** EXERCISE DETAILS **
Transcribe the listing that follows in full, omitting pictures.
────────────────────────────────────────
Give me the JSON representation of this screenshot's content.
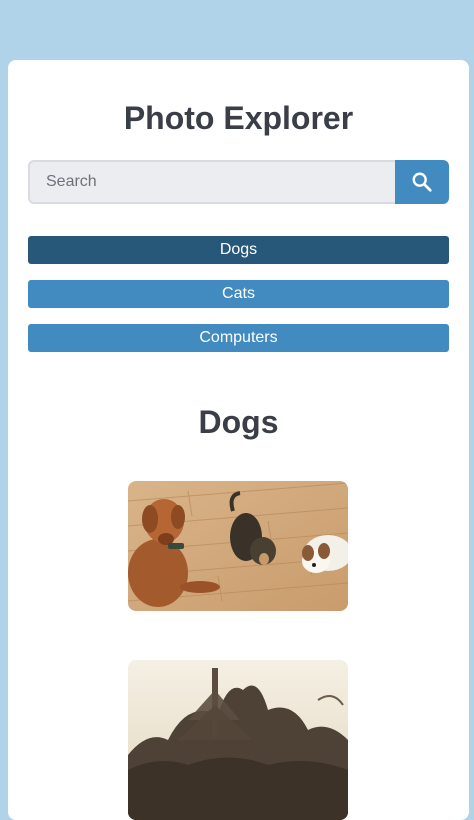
{
  "app": {
    "title": "Photo Explorer"
  },
  "search": {
    "placeholder": "Search",
    "value": "",
    "button_icon": "search-icon"
  },
  "categories": [
    {
      "label": "Dogs",
      "active": true
    },
    {
      "label": "Cats",
      "active": false
    },
    {
      "label": "Computers",
      "active": false
    }
  ],
  "gallery": {
    "heading": "Dogs",
    "photos": [
      {
        "subject": "three dogs on wooden floor"
      },
      {
        "subject": "sepia tree photograph"
      }
    ]
  },
  "colors": {
    "background": "#b0d3ea",
    "accent": "#418bc1",
    "active": "#27587a",
    "heading": "#3a3e47"
  }
}
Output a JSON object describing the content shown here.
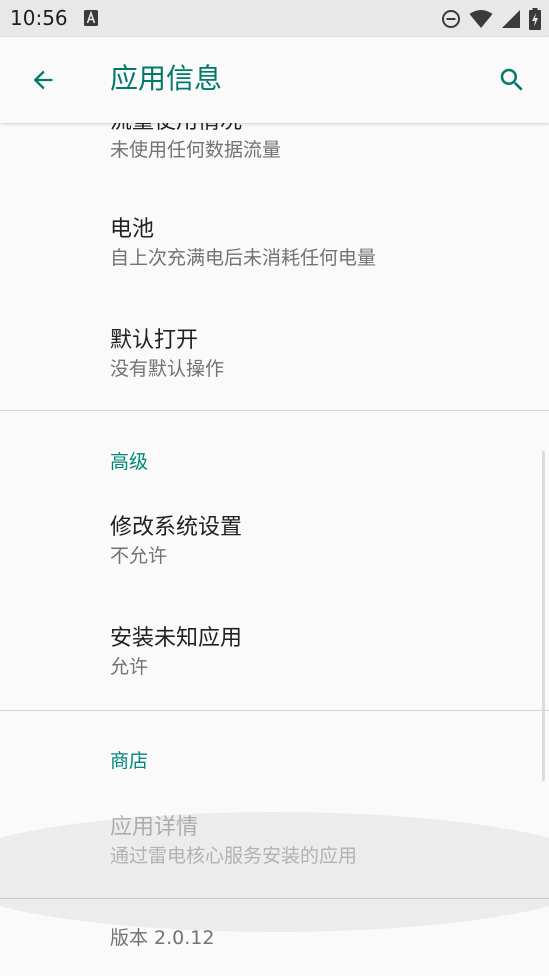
────────────────────────────────────────
** ANSWER **
Give me the JSON representation of this screenshot's content.
{
  "app": {
    "title": "Photo Explorer"
  },
  "search": {
    "placeholder": "Search",
    "value": "",
    "button_icon": "search-icon"
  },
  "categories": [
    {
      "label": "Dogs",
      "active": true
    },
    {
      "label": "Cats",
      "active": false
    },
    {
      "label": "Computers",
      "active": false
    }
  ],
  "gallery": {
    "heading": "Dogs",
    "photos": [
      {
        "subject": "three dogs on wooden floor"
      },
      {
        "subject": "sepia tree photograph"
      }
    ]
  },
  "colors": {
    "background": "#b0d3ea",
    "accent": "#418bc1",
    "active": "#27587a",
    "heading": "#3a3e47"
  }
}
Output a JSON object describing the content shown here.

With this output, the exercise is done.